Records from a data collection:

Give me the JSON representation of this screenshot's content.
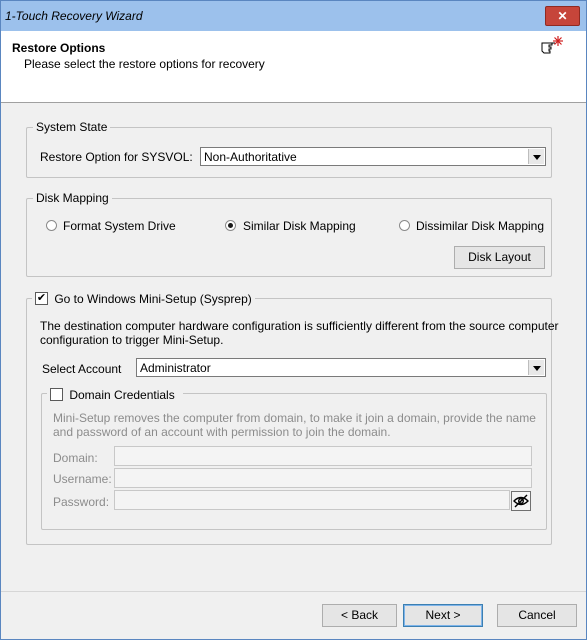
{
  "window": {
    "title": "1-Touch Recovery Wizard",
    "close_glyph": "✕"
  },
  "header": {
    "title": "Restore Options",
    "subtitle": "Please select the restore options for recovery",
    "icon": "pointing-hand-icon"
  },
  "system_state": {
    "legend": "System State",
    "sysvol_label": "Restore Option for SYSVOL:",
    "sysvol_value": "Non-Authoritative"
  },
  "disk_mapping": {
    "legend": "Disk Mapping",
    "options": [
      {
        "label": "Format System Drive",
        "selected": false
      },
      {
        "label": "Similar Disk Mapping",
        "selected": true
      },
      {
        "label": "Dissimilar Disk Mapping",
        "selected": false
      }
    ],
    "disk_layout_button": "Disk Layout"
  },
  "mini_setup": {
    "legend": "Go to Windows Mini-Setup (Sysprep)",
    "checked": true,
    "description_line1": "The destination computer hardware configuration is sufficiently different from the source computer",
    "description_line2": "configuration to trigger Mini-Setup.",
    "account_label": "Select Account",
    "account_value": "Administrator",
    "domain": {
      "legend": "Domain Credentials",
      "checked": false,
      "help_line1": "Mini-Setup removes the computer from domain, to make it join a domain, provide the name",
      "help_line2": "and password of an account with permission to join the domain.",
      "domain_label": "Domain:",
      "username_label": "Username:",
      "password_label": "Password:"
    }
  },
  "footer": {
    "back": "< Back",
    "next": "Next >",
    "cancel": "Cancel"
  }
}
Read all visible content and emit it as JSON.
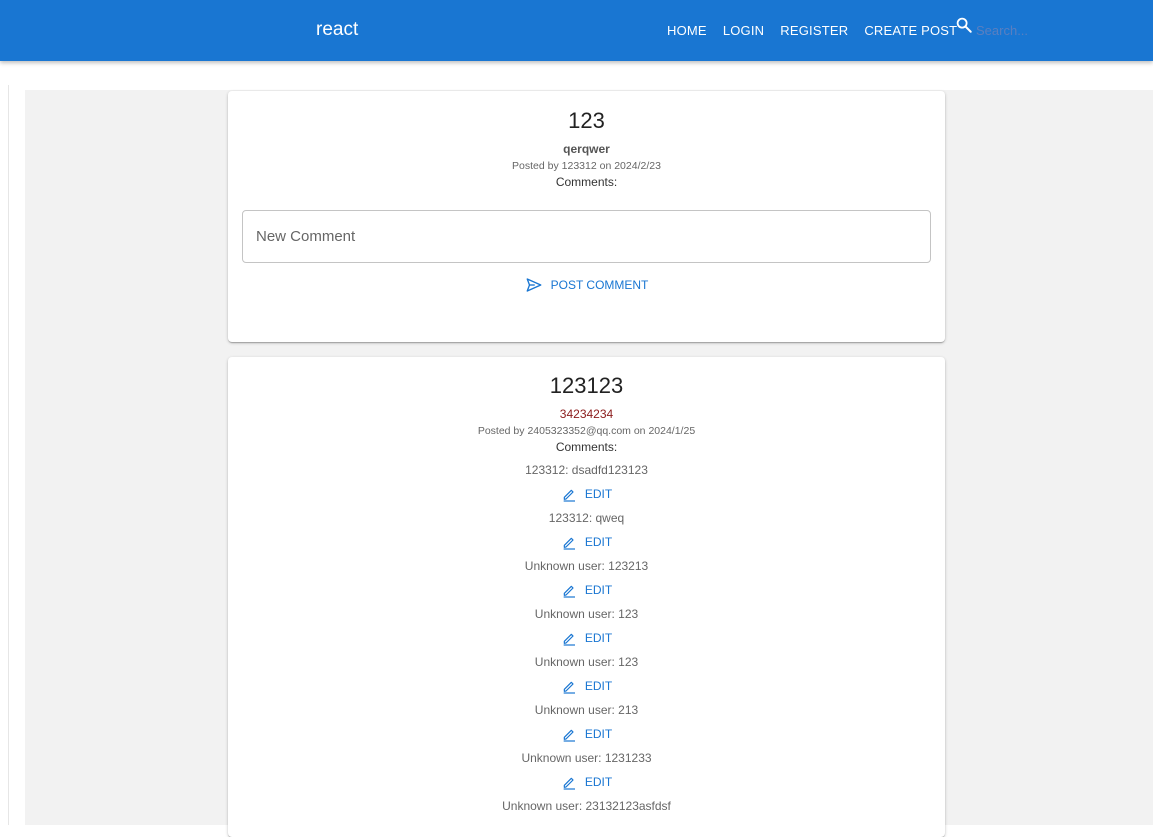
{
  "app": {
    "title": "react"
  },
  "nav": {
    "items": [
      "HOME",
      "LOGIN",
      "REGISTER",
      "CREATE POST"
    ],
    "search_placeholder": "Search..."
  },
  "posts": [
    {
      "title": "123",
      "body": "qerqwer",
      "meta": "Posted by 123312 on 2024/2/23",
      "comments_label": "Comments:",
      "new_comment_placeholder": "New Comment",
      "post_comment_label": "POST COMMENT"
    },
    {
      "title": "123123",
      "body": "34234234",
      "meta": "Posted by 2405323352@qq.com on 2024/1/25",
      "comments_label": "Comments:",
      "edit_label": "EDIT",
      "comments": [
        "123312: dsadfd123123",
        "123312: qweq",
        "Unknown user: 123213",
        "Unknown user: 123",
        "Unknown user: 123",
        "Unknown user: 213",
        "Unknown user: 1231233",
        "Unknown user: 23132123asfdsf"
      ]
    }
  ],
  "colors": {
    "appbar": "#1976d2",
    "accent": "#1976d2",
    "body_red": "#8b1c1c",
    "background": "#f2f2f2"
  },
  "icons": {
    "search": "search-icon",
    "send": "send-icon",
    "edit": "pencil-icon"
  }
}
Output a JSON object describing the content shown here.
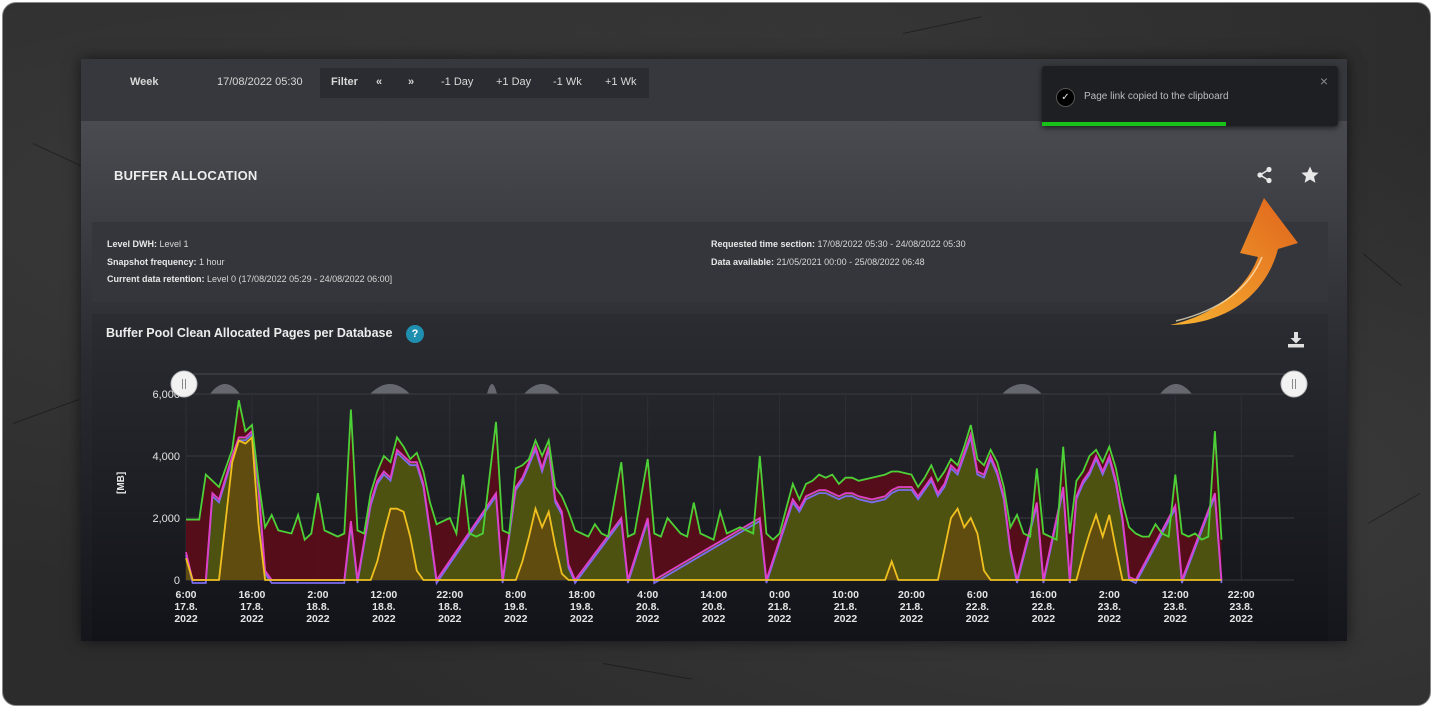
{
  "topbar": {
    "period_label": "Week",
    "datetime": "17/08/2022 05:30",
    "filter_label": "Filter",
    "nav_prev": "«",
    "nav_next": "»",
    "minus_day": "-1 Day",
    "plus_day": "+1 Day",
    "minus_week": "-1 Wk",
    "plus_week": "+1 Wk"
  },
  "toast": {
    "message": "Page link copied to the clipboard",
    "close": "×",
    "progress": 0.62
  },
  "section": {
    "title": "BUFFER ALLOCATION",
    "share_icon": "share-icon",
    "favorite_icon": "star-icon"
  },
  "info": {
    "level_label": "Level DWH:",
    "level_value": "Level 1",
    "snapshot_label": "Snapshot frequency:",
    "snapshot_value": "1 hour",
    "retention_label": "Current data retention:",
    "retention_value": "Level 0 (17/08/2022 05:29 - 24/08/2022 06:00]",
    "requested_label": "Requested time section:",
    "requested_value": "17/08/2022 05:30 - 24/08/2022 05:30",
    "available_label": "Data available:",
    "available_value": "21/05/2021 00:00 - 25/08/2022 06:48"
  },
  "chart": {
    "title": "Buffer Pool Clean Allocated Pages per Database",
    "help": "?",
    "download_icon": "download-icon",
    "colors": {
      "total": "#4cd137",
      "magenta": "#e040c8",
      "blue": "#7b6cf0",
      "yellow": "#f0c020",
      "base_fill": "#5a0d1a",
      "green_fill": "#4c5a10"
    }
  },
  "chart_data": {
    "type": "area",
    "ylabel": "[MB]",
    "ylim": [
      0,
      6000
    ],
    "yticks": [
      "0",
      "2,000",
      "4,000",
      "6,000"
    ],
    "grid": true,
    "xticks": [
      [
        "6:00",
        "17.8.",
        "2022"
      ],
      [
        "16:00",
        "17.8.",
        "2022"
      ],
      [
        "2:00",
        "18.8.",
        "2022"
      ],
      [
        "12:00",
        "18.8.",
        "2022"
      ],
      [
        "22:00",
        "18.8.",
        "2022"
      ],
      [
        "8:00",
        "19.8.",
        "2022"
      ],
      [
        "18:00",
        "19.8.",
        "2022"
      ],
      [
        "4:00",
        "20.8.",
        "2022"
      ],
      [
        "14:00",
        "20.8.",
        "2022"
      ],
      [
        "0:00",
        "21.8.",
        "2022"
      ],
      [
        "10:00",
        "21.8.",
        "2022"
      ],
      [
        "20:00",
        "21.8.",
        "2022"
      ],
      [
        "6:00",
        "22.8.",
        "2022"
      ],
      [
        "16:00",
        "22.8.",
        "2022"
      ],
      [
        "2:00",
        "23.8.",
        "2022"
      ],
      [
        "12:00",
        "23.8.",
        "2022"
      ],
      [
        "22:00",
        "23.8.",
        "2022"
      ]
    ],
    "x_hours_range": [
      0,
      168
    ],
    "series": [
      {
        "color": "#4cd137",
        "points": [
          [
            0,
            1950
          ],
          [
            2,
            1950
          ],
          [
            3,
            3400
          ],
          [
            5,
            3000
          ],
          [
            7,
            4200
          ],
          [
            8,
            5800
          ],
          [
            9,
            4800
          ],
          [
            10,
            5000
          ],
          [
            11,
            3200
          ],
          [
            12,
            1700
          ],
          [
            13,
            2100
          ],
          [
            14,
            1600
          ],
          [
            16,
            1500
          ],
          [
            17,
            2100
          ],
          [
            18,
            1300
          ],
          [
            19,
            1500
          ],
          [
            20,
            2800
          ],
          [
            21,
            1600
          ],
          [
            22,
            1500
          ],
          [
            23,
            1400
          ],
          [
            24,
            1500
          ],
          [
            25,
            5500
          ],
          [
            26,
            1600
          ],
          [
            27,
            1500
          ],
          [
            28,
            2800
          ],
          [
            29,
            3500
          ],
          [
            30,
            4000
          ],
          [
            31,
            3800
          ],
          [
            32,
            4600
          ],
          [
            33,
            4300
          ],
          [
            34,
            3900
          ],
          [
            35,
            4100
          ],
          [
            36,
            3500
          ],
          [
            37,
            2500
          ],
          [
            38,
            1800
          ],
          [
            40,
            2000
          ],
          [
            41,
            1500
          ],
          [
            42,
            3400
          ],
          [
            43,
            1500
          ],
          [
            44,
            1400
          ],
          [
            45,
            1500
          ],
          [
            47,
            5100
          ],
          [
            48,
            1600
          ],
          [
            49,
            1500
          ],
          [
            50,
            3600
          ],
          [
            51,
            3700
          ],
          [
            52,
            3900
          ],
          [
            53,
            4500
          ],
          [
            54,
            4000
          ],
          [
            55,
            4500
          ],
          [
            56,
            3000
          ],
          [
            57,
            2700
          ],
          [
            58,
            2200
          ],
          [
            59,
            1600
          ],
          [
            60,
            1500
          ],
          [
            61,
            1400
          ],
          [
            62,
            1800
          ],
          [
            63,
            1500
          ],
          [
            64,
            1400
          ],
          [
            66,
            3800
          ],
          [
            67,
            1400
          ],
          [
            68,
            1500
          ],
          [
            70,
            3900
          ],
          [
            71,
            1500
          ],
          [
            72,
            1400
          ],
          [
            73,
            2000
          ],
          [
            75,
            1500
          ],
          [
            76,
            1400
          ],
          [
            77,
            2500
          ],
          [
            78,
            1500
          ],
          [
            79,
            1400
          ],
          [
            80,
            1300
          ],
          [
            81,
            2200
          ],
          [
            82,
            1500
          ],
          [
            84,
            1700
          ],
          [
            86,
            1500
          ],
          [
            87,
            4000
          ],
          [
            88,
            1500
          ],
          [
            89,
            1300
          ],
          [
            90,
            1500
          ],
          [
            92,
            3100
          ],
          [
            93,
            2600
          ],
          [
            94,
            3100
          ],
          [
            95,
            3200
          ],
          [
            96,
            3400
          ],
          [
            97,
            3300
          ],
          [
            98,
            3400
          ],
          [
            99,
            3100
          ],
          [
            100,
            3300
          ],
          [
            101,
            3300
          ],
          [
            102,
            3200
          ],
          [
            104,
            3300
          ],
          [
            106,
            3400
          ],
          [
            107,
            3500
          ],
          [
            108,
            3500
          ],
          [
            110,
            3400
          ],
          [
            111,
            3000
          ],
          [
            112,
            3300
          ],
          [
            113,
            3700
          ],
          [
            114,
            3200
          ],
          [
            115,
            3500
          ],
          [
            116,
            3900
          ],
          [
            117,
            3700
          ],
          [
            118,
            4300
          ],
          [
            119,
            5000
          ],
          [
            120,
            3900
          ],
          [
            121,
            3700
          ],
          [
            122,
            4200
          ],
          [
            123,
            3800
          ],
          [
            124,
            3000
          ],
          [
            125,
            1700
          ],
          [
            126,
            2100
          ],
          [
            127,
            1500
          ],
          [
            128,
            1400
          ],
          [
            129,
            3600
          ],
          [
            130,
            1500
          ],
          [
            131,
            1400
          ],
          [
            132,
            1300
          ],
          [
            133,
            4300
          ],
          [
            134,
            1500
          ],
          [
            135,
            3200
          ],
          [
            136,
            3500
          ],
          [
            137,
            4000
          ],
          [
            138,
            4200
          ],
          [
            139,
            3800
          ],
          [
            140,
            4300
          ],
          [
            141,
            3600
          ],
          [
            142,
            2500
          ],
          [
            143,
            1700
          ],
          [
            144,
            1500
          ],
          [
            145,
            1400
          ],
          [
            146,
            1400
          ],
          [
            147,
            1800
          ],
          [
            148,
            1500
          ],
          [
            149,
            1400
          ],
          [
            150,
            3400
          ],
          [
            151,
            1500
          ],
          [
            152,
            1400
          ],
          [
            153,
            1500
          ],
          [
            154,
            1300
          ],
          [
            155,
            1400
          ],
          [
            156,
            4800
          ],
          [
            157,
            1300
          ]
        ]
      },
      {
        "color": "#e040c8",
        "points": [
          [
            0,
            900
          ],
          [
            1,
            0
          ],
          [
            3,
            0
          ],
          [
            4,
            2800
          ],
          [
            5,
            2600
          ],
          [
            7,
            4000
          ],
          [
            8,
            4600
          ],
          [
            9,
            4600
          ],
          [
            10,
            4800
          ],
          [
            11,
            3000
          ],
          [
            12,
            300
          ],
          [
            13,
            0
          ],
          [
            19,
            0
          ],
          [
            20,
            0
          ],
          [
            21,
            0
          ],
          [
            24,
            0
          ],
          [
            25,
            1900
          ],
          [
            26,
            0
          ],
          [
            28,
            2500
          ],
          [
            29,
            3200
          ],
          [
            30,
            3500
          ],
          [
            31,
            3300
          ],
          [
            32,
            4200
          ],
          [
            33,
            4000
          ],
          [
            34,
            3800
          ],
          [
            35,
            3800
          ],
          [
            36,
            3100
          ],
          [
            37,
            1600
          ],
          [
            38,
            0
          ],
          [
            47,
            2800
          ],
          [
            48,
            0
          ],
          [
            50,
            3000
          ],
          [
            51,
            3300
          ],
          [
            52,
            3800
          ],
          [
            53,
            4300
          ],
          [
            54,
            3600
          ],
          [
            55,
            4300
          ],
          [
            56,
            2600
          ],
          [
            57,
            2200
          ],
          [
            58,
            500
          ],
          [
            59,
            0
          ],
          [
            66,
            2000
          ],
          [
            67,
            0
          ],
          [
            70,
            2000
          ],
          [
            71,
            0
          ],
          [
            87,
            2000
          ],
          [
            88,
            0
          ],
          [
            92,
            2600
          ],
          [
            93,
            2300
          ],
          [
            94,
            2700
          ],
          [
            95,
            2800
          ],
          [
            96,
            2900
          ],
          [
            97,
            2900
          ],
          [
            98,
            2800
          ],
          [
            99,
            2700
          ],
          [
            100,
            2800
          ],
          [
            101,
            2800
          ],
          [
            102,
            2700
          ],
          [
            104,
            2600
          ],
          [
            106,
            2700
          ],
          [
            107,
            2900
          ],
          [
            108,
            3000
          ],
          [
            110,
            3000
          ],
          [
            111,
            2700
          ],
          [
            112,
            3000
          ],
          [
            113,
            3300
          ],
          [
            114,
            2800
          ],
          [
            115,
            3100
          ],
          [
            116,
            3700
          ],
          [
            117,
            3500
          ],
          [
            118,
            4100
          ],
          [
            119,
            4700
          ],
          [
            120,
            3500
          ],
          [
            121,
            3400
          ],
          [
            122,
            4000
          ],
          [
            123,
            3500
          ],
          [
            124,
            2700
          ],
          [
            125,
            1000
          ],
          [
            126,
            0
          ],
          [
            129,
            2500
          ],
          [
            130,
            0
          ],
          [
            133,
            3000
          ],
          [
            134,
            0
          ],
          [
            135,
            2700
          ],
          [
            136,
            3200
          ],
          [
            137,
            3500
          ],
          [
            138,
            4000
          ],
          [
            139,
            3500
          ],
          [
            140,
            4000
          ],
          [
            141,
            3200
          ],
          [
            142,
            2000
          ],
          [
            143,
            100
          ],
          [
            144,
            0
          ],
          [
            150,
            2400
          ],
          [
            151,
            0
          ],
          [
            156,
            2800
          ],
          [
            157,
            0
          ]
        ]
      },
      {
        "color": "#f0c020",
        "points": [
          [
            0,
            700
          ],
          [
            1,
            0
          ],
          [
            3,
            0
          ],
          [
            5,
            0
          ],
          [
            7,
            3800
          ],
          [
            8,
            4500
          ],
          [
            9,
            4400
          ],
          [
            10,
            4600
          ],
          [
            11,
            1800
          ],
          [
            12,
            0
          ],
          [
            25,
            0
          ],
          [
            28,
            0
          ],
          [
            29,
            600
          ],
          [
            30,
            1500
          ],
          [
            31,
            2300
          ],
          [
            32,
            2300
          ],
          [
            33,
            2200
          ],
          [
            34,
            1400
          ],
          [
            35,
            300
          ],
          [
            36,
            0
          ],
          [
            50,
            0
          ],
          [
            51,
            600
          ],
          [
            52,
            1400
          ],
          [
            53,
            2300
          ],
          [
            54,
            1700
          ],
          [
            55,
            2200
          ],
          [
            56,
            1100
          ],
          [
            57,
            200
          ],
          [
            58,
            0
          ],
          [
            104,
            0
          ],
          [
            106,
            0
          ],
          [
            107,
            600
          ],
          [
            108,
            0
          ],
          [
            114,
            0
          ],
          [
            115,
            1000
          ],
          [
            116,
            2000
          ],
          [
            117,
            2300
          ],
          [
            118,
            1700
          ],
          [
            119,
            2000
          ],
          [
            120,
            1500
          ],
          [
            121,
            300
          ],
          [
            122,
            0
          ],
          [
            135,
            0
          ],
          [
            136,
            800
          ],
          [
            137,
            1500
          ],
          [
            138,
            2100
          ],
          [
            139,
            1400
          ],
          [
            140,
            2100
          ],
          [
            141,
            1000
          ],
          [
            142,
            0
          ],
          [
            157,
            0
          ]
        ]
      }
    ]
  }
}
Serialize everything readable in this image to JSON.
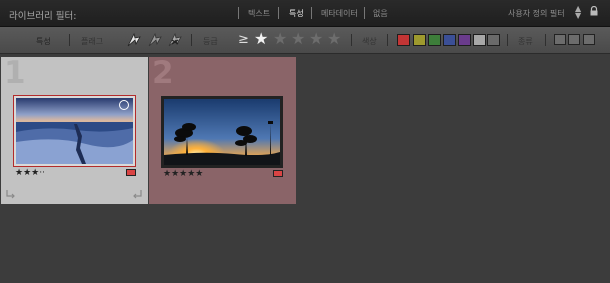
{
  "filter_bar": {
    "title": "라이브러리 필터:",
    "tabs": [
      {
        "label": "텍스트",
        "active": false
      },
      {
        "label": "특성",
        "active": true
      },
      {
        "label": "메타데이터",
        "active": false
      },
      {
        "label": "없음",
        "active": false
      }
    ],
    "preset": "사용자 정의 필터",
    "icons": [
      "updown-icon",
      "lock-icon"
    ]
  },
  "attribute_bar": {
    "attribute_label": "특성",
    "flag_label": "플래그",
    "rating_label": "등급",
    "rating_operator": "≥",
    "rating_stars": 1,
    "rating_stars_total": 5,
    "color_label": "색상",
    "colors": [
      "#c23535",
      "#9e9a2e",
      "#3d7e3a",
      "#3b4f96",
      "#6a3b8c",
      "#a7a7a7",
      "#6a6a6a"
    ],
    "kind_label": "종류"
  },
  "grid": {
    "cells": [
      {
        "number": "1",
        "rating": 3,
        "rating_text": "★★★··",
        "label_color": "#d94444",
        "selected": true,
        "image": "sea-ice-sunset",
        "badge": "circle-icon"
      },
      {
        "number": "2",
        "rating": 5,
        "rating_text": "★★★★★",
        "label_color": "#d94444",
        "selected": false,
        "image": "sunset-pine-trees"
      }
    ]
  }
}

◆ PROBLEM REQUIREMENTS ◆
From the line that holds "Serialize everything readable" to the last line of the records, please copy each line exactly and nothing else. Pictures stay out.

◆ RESPONSE BELOW ◆
Serialize everything readable in this image to JSON.
{
  "filter_bar": {
    "title": "라이브러리 필터:",
    "tabs": [
      {
        "label": "텍스트",
        "active": false
      },
      {
        "label": "특성",
        "active": true
      },
      {
        "label": "메타데이터",
        "active": false
      },
      {
        "label": "없음",
        "active": false
      }
    ],
    "preset": "사용자 정의 필터",
    "icons": [
      "updown-icon",
      "lock-icon"
    ]
  },
  "attribute_bar": {
    "attribute_label": "특성",
    "flag_label": "플래그",
    "rating_label": "등급",
    "rating_operator": "≥",
    "rating_stars": 1,
    "rating_stars_total": 5,
    "color_label": "색상",
    "colors": [
      "#c23535",
      "#9e9a2e",
      "#3d7e3a",
      "#3b4f96",
      "#6a3b8c",
      "#a7a7a7",
      "#6a6a6a"
    ],
    "kind_label": "종류"
  },
  "grid": {
    "cells": [
      {
        "number": "1",
        "rating": 3,
        "rating_text": "★★★··",
        "label_color": "#d94444",
        "selected": true,
        "image": "sea-ice-sunset",
        "badge": "circle-icon"
      },
      {
        "number": "2",
        "rating": 5,
        "rating_text": "★★★★★",
        "label_color": "#d94444",
        "selected": false,
        "image": "sunset-pine-trees"
      }
    ]
  }
}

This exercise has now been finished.